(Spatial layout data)
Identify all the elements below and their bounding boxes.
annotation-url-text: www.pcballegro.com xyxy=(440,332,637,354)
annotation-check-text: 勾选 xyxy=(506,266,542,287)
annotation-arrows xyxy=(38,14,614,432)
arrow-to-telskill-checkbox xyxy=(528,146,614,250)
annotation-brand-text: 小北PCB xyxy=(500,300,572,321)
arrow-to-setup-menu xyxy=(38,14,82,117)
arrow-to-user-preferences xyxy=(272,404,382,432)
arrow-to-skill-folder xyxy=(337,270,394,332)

◆ WORK INSTRUCTIONS
Please pick out each line above that contains the string "text", treating uppercase and lowercase as different, and copy those lines.

◆ SOLVED PROBLEM
annotation-url-text: www.pcballegro.com xyxy=(440,332,637,354)
annotation-check-text: 勾选 xyxy=(506,266,542,287)
annotation-brand-text: 小北PCB xyxy=(500,300,572,321)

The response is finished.